Exercise goal:
The listing below is to be output in its exact form.

Given information:
<<<<
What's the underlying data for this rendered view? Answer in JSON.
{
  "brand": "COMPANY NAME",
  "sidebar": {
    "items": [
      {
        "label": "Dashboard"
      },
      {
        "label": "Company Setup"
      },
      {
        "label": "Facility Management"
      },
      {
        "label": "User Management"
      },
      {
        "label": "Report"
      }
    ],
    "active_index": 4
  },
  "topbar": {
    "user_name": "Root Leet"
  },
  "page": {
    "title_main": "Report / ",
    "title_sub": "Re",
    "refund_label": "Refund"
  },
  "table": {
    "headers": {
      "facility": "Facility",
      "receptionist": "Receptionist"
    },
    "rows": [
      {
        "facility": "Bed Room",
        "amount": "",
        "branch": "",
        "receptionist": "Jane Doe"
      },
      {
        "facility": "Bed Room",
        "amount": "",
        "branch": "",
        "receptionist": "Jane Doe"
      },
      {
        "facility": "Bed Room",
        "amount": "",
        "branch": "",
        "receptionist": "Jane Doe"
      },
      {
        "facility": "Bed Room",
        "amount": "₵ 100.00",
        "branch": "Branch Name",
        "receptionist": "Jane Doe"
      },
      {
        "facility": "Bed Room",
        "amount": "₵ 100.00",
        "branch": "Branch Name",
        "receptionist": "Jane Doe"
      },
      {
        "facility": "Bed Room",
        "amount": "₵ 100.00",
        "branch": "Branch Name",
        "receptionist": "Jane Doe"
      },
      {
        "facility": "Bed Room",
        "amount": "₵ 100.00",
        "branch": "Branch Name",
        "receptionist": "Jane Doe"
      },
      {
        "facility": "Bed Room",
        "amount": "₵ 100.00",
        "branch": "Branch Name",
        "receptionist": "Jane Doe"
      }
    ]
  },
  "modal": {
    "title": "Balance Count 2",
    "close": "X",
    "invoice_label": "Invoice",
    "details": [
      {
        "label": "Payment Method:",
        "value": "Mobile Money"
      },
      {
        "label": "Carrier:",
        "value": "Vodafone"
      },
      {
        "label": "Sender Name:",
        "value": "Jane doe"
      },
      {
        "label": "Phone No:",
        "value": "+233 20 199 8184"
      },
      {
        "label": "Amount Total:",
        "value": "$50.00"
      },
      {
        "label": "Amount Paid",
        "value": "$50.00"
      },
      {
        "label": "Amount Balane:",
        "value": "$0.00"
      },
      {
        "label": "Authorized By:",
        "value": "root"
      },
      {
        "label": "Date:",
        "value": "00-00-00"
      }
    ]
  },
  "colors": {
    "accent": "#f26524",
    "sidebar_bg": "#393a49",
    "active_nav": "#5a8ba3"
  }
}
>>>>
Answer below:
What's the underlying data for this rendered view? Answer in JSON.
{
  "brand": "COMPANY NAME",
  "sidebar": {
    "items": [
      {
        "label": "Dashboard"
      },
      {
        "label": "Company Setup"
      },
      {
        "label": "Facility Management"
      },
      {
        "label": "User Management"
      },
      {
        "label": "Report"
      }
    ],
    "active_index": 4
  },
  "topbar": {
    "user_name": "Root Leet"
  },
  "page": {
    "title_main": "Report / ",
    "title_sub": "Re",
    "refund_label": "Refund"
  },
  "table": {
    "headers": {
      "facility": "Facility",
      "receptionist": "Receptionist"
    },
    "rows": [
      {
        "facility": "Bed Room",
        "amount": "",
        "branch": "",
        "receptionist": "Jane Doe"
      },
      {
        "facility": "Bed Room",
        "amount": "",
        "branch": "",
        "receptionist": "Jane Doe"
      },
      {
        "facility": "Bed Room",
        "amount": "",
        "branch": "",
        "receptionist": "Jane Doe"
      },
      {
        "facility": "Bed Room",
        "amount": "₵ 100.00",
        "branch": "Branch Name",
        "receptionist": "Jane Doe"
      },
      {
        "facility": "Bed Room",
        "amount": "₵ 100.00",
        "branch": "Branch Name",
        "receptionist": "Jane Doe"
      },
      {
        "facility": "Bed Room",
        "amount": "₵ 100.00",
        "branch": "Branch Name",
        "receptionist": "Jane Doe"
      },
      {
        "facility": "Bed Room",
        "amount": "₵ 100.00",
        "branch": "Branch Name",
        "receptionist": "Jane Doe"
      },
      {
        "facility": "Bed Room",
        "amount": "₵ 100.00",
        "branch": "Branch Name",
        "receptionist": "Jane Doe"
      }
    ]
  },
  "modal": {
    "title": "Balance Count 2",
    "close": "X",
    "invoice_label": "Invoice",
    "details": [
      {
        "label": "Payment Method:",
        "value": "Mobile Money"
      },
      {
        "label": "Carrier:",
        "value": "Vodafone"
      },
      {
        "label": "Sender Name:",
        "value": "Jane doe"
      },
      {
        "label": "Phone No:",
        "value": "+233 20 199 8184"
      },
      {
        "label": "Amount Total:",
        "value": "$50.00"
      },
      {
        "label": "Amount Paid",
        "value": "$50.00"
      },
      {
        "label": "Amount Balane:",
        "value": "$0.00"
      },
      {
        "label": "Authorized By:",
        "value": "root"
      },
      {
        "label": "Date:",
        "value": "00-00-00"
      }
    ]
  },
  "colors": {
    "accent": "#f26524",
    "sidebar_bg": "#393a49",
    "active_nav": "#5a8ba3"
  }
}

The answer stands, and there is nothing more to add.